ИСХОДНЫЙ ТЕКСТ:
——————————

Вероятно, надо избегать оценочных моментов в этом разговоре об иллюстративности исторического романа (как и ранее, когда предметом дискуссии были сатирические жанры). Иначе на нас неизбежно хлынут негативные примеры, образцы той самой «плохой» иллюстративности, коя у всех у нас на виду и на слуху.
И, однако же, в любом случае надо помнить: романист, занявшийся историей, подобен сочинителю акростихов. Он бредет от одной заданной точки к другой, он должен «охватить» и ту начальную букву, и эту, он обязан отметиться и там, и там, и в аэропорту побывать, и на вокзале. Не такая уж завидная миссия.
На сей метафоре, как на некоем зеркальном феномене, отмечусь и я сам, чтоб признать закономерный характер некоторых препон, возникающих перед современным литератором.
ЭПИЛОГ
Теория вносит коррективы
От объективного факта никуда не уйдешь: зеркало повторяет жизнь. Значит ли это, что духовные явления, уподобляемые нами зеркалу, тем самым автоматически наделяются попугайными рефлексами? Никоим образом.
Мне близки многие мысли Л. Гинзбург, хорошо показавшей в своей статье «Литература в поисках реальности», что «копировать действительность специфическими средствами искусства вообще невозможно» [74]74
См. «Вопросы литературы», 1986, № 2, с. 116.
[Закрыть]. Очень точно!
Или: «Присущую всем большим литературным движениям предпосылку обладания истинной моделью мира не следует смешивать с дилеммой воспроизведения действительности. Реальность может предстать как идеальное, дедуктивным способом выведенное из идеальной модели (например, персонажи эпоса и рыцарского романа, или классической трагедии XVII века, или страсти и характеры у романтиков). Реальность (картина мира) может предстать как реальное, как индуктивно устанавливаемое жизнеподобие. Следует, таким образом, различать в их взаимных соотношениях три термина: реальность, реальное, реализм» [75]75
«Вопросы литературы», 1986, № 2, с. 99.

——————————

ИЗВЛЕЧЁННЫЕ ДАННЫЕ:
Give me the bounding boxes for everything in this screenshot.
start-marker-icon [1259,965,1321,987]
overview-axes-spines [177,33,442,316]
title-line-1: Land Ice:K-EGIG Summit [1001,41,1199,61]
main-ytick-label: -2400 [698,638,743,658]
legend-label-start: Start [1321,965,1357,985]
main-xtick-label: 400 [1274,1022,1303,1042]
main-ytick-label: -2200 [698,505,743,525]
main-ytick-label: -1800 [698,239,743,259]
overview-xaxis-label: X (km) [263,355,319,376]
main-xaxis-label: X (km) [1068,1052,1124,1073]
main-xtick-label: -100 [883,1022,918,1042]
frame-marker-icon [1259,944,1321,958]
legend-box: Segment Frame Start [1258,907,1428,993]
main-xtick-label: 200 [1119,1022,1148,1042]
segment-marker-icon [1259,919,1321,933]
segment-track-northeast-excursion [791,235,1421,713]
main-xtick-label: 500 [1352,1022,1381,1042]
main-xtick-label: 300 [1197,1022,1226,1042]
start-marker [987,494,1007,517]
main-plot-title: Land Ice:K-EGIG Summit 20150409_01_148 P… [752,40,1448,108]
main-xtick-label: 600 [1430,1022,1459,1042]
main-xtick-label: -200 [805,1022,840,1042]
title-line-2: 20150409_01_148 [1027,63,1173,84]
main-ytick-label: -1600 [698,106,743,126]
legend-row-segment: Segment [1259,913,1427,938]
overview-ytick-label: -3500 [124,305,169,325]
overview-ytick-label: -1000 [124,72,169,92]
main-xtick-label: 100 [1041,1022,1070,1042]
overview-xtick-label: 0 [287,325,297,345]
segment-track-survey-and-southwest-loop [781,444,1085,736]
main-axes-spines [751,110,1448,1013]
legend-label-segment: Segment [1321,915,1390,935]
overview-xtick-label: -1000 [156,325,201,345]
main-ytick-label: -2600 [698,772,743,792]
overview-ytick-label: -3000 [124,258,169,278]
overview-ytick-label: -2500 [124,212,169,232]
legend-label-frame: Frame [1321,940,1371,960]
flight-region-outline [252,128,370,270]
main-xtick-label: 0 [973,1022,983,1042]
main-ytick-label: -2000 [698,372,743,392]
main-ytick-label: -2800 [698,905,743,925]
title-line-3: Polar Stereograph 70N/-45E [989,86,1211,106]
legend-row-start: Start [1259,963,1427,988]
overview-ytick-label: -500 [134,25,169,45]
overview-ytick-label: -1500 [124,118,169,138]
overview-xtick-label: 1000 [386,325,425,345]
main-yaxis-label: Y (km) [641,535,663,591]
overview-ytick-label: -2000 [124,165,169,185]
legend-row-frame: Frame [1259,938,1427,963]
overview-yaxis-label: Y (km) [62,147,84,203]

——————————

ЗАДАНИЕ И ТРЕБОВАНИЯ:
Напишите следующую часть рассуждения о зеркальности искусства и его отношении к действительности, начав сразу после последнего приведённого в нём предложения.

ИТОГОВЫЙ РЕЗУЛЬТАТ:
[Закрыть].
Наконец, достоверна предлагаемая статьей концепция реализма как общей миссии всей литературы:
«Литературе не только архаической, средневековой, но и литературе Нового времени долго был присущ повествовательный способ воспроизведения мира внешнего и внутреннего. Потом наступил период все нарастающей тенденции изображения внешнего мира (сцена, описание, диалог), объяснения и анализа – внутреннего; таков реализм XIX века. Поток сознания – новый подход, попытка не рассказать о внутреннем мире, не объяснить его, но непосредственно показать его, описать – подобно внешнему… Но в литературе непосредственно показать внутренний мир, как, впрочем, и внешний, неосуществимо; между миром и писателем – читателем стоит всемогущий связной – слово» [76]76
«Вопросы литературы», 1986, № 2, с. 132.
[Закрыть].
У Л. Гинзбург нам ни разу не встретится «зеркало» или хотя бы «отражение» – и это при условии, что ее работа – вся, от начала до конца, обращена к симметрии (или, вернее, асимметрии) показываемого и показанного. «Копия» – вот слово, с помощью которого исследовательница обозначает натуралистическое подражание действительности (да и точность термина «натуралистическое» она к тому же оспаривает). Эта осторожность, переходящая временами в настороженность с превышением необходимого предела обороны, понятна. «Зеркало» привязывает исследовательскую мысль к буквальному жизнеподобию как к обязательному условию искусства – в самом понятии зеркала содержится эта подразумеваемая предпосылка. А цель Л. Гинзбург (если я правильно ее понимаю) противоположная: установить различия между правдой и фактографией.
К тому же зеркало – зависимая, меняющаяся вслед своему объекту копия. Искусство же дает произведение – копию застывшую, независимую, отказывающуюся регистрировать дальнейшую динамику жизни.
Вернусь к одной процитированной фразе. «Всемогущий связной – слово» разделяет и соединяет у Л. Гинзбург мир искусства и мир реальности. Единственный, по-моему, случай, когда исследовательница дает себе волю и прибегает к картинному сравнению. Но случай весьма характерный. Есть зависимости в эстетике, которые можно изъяснить только при помощи тропов.
На мой взгляд, зеркало – такой же «всемогущий связной», правда, другого уровня, того, на котором видения художника еще не облеклись в слова и краски.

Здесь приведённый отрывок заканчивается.